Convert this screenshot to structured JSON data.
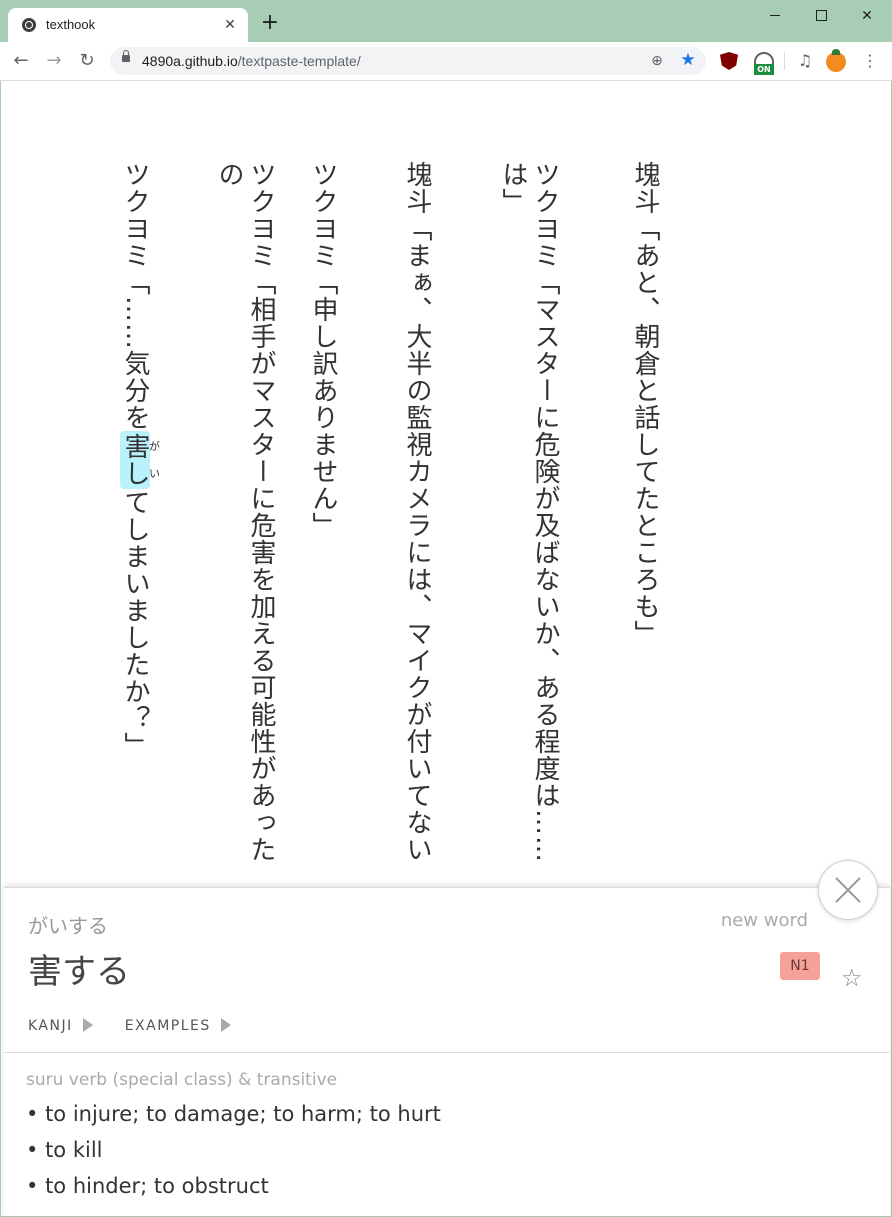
{
  "browser": {
    "tab_title": "texthook",
    "url_host": "4890a.github.io",
    "url_path": "/textpaste-template/",
    "extension_badge": "ON"
  },
  "text_columns": [
    {
      "lines": [
        "塊斗「あと、朝倉と話してたところも」"
      ]
    },
    {
      "lines": [
        "ツクヨミ「マスターに危険が及ばないか、ある程度は……",
        "は」"
      ]
    },
    {
      "lines": [
        "塊斗「まぁ、大半の監視カメラには、マイクが付いてない"
      ]
    },
    {
      "lines": [
        "ツクヨミ「申し訳ありません」"
      ]
    },
    {
      "lines": [
        "ツクヨミ「相手がマスターに危害を加える可能性があったの"
      ]
    },
    {
      "before": "ツクヨミ「……気分を",
      "highlight": "害し",
      "furigana": "がい",
      "after": "てしまいましたか？」"
    }
  ],
  "popup": {
    "reading": "がいする",
    "word": "害する",
    "status": "new word",
    "jlpt": "N1",
    "tabs": [
      "KANJI",
      "EXAMPLES"
    ],
    "part_of_speech": "suru verb (special class) & transitive",
    "definitions": [
      "to injure; to damage; to harm; to hurt",
      "to kill",
      "to hinder; to obstruct"
    ]
  }
}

- _Exercise description_
The listing above needs to be output again exactly. Don't include the pictures.

- _Result of this task_
Convert this screenshot to structured JSON data.
{
  "browser": {
    "tab_title": "texthook",
    "url_host": "4890a.github.io",
    "url_path": "/textpaste-template/",
    "extension_badge": "ON"
  },
  "text_columns": [
    {
      "lines": [
        "塊斗「あと、朝倉と話してたところも」"
      ]
    },
    {
      "lines": [
        "ツクヨミ「マスターに危険が及ばないか、ある程度は……",
        "は」"
      ]
    },
    {
      "lines": [
        "塊斗「まぁ、大半の監視カメラには、マイクが付いてない"
      ]
    },
    {
      "lines": [
        "ツクヨミ「申し訳ありません」"
      ]
    },
    {
      "lines": [
        "ツクヨミ「相手がマスターに危害を加える可能性があったの"
      ]
    },
    {
      "before": "ツクヨミ「……気分を",
      "highlight": "害し",
      "furigana": "がい",
      "after": "てしまいましたか？」"
    }
  ],
  "popup": {
    "reading": "がいする",
    "word": "害する",
    "status": "new word",
    "jlpt": "N1",
    "tabs": [
      "KANJI",
      "EXAMPLES"
    ],
    "part_of_speech": "suru verb (special class) & transitive",
    "definitions": [
      "to injure; to damage; to harm; to hurt",
      "to kill",
      "to hinder; to obstruct"
    ]
  }
}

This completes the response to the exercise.